Extract the lines that hold the string "segment".
_ _ _ _ _ _ _
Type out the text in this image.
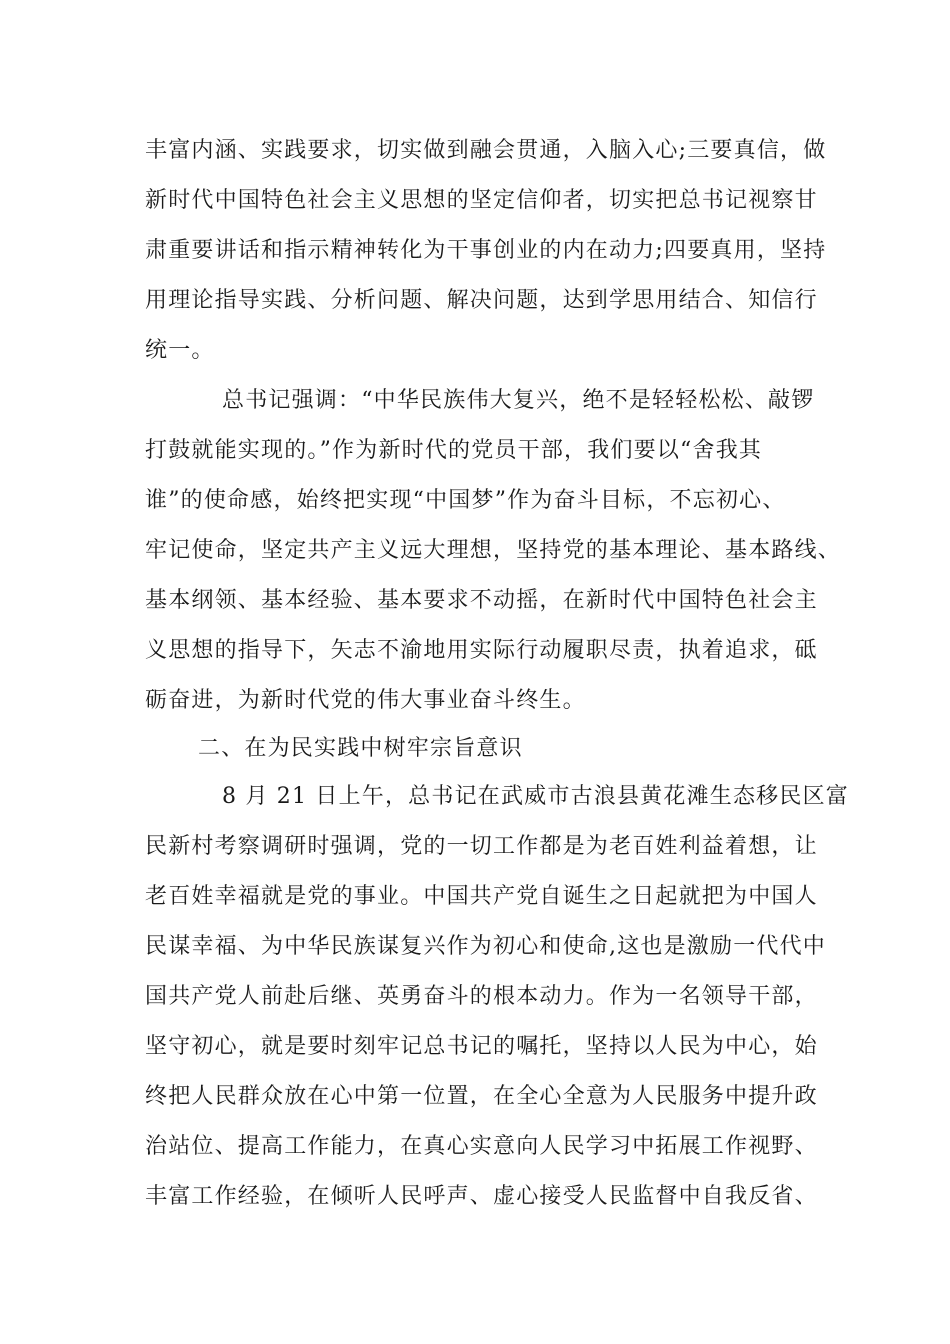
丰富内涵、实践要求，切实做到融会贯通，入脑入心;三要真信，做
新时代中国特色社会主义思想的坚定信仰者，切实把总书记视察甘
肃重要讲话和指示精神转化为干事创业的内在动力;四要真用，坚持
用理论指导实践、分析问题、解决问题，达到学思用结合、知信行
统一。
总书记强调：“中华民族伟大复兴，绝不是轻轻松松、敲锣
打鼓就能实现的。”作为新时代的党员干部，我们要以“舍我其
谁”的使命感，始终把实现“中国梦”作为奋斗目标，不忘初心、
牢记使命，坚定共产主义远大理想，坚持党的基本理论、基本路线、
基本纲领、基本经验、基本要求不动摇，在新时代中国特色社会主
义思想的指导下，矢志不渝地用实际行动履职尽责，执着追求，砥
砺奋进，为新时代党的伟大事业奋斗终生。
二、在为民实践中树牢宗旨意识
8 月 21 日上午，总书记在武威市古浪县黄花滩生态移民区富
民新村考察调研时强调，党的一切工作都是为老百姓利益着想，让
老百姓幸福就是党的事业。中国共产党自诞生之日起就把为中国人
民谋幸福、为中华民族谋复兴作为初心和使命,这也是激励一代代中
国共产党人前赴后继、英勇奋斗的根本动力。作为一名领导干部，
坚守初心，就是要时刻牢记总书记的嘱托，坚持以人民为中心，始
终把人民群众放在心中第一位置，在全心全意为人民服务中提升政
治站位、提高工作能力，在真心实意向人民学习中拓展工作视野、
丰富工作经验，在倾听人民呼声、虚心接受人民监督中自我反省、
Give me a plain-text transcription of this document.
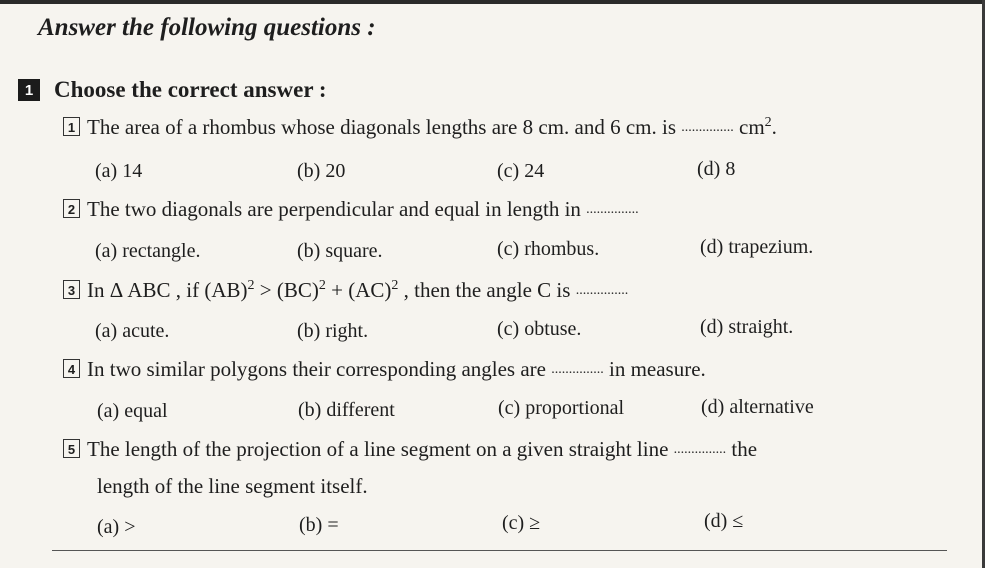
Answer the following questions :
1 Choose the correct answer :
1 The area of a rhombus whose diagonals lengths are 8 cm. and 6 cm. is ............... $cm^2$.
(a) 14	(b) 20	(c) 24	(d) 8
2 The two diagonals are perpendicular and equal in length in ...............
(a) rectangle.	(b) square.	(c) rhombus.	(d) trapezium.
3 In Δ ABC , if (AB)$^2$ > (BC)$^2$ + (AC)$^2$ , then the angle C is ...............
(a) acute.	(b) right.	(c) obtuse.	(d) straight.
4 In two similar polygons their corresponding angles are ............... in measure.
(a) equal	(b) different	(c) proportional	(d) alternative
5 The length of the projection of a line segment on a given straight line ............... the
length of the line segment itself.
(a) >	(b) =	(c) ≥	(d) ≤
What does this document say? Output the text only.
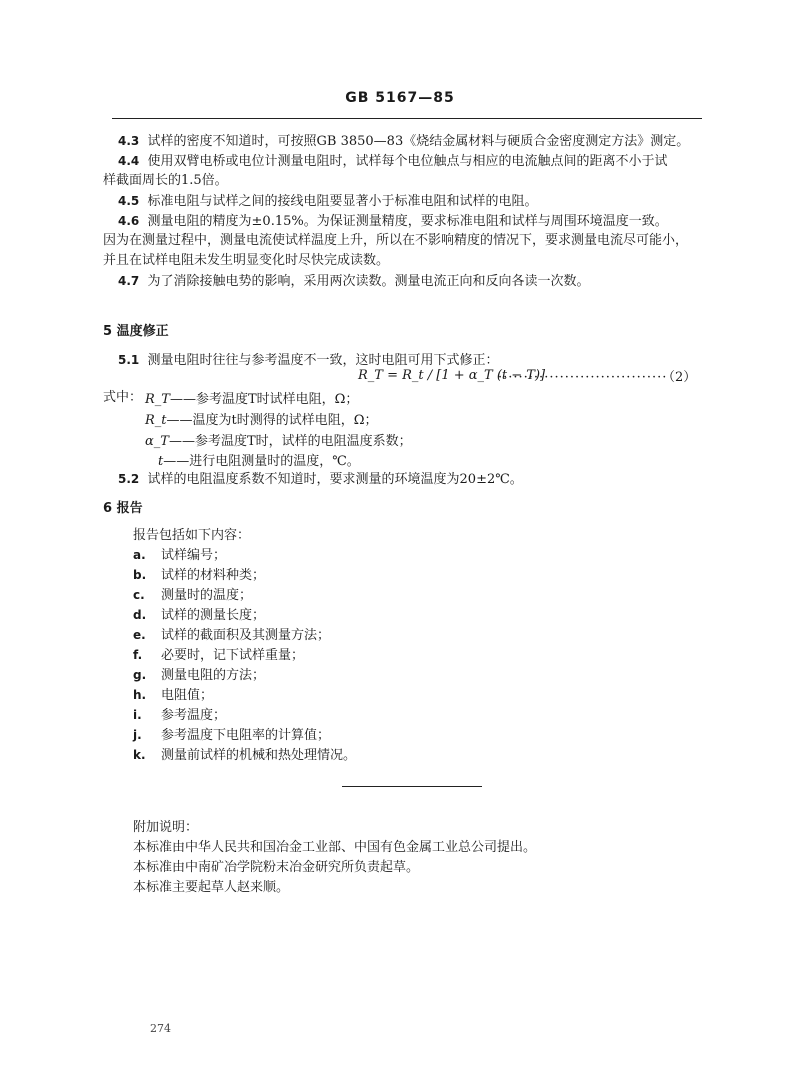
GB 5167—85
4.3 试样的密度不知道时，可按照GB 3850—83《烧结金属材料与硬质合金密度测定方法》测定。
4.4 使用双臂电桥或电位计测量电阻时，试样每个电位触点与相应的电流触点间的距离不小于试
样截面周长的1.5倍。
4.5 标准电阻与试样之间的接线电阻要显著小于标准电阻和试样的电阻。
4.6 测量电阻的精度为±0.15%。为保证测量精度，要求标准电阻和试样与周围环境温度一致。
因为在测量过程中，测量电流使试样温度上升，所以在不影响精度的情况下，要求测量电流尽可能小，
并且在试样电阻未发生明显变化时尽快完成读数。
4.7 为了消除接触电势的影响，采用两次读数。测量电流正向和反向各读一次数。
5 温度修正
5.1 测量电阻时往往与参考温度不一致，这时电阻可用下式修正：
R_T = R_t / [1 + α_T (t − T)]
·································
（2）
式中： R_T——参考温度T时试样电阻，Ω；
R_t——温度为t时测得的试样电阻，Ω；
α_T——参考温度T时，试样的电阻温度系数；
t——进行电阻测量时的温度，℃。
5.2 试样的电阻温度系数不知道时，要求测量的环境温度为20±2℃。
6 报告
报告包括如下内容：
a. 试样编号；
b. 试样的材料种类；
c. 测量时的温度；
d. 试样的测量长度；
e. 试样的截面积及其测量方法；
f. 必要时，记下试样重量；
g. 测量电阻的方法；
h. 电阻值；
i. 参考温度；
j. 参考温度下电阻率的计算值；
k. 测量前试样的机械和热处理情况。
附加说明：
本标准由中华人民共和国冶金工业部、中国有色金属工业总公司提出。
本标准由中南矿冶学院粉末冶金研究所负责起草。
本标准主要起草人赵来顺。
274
_ _ _ _ _ _ _
__EXERCISE SOLUTION__:
5 The length of the projection of a line segment on a given straight line ............... the
length of the line segment itself.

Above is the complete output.